**REQUIREMENTS**.
Scan the following material for the string "image" and copy each line in which it appears.
※
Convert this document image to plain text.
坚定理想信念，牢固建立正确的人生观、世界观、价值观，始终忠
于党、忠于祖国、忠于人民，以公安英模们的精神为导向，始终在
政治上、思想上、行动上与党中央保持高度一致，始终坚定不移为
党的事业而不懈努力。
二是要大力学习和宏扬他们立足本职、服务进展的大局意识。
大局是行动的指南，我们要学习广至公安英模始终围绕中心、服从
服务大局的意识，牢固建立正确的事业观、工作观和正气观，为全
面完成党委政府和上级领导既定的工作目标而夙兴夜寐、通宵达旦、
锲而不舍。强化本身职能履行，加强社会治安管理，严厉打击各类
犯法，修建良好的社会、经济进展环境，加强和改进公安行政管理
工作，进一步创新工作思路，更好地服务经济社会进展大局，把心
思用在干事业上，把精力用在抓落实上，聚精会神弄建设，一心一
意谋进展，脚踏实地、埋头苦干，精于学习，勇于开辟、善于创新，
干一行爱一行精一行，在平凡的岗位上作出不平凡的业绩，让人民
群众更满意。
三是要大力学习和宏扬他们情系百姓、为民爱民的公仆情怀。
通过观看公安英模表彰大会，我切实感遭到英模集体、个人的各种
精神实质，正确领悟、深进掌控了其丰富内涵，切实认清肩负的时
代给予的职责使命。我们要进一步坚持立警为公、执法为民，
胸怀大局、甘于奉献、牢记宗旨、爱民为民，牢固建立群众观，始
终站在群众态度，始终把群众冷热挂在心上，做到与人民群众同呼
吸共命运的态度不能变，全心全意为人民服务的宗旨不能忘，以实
※
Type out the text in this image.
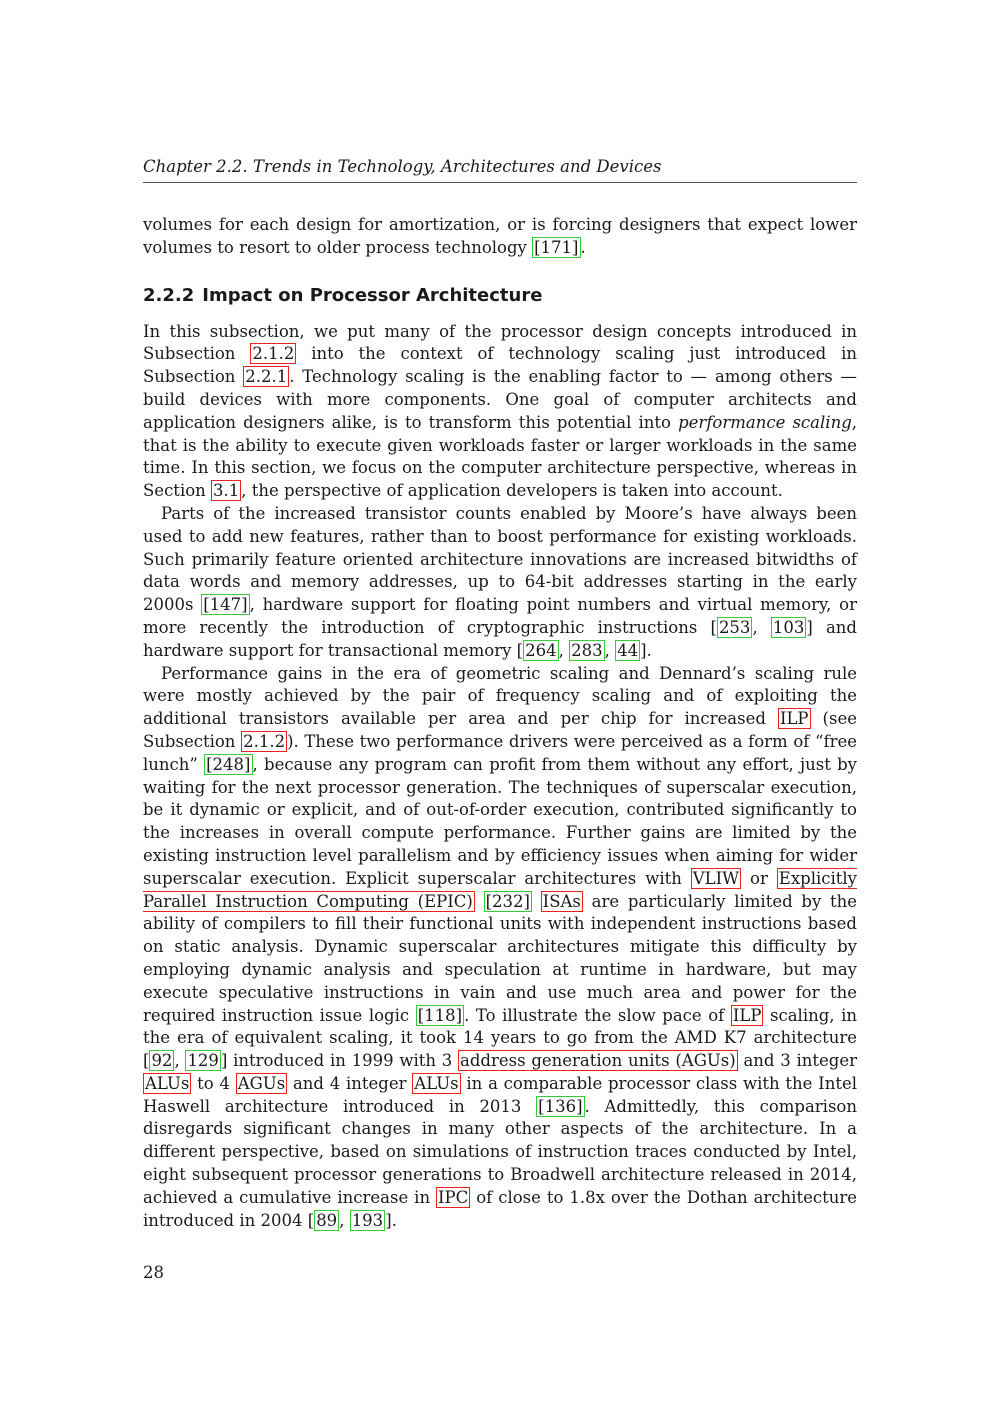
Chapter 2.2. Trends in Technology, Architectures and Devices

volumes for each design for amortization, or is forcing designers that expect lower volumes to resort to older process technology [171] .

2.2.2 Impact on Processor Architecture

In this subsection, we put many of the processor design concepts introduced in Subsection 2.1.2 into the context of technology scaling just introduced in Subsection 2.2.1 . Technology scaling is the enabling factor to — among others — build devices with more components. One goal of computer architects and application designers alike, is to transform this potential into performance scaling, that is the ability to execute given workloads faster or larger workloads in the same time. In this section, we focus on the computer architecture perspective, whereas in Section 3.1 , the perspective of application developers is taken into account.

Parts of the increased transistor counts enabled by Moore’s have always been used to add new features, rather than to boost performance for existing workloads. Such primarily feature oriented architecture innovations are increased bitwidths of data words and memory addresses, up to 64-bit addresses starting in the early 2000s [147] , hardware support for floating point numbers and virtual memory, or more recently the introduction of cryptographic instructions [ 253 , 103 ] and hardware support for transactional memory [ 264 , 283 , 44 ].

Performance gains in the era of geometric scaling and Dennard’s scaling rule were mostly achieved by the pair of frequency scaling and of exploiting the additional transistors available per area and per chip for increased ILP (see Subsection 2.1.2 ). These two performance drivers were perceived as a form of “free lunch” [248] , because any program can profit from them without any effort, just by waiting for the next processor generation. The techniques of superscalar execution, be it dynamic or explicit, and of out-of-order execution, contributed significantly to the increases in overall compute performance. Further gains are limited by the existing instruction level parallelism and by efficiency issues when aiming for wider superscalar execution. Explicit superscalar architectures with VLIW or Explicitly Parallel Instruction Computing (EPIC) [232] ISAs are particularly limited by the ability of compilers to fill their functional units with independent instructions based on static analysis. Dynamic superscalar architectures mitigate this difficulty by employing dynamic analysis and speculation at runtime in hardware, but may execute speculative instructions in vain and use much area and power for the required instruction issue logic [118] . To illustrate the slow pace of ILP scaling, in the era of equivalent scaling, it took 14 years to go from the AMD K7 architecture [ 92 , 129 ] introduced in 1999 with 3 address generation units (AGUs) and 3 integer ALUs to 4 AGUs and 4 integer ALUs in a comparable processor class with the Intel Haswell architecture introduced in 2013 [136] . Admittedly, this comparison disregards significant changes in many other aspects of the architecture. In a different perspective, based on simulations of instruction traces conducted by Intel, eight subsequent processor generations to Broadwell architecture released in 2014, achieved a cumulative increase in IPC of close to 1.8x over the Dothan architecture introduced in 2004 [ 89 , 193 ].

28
※
**REPLY**.
Convert this document image to plain text.
Type out the text in this image.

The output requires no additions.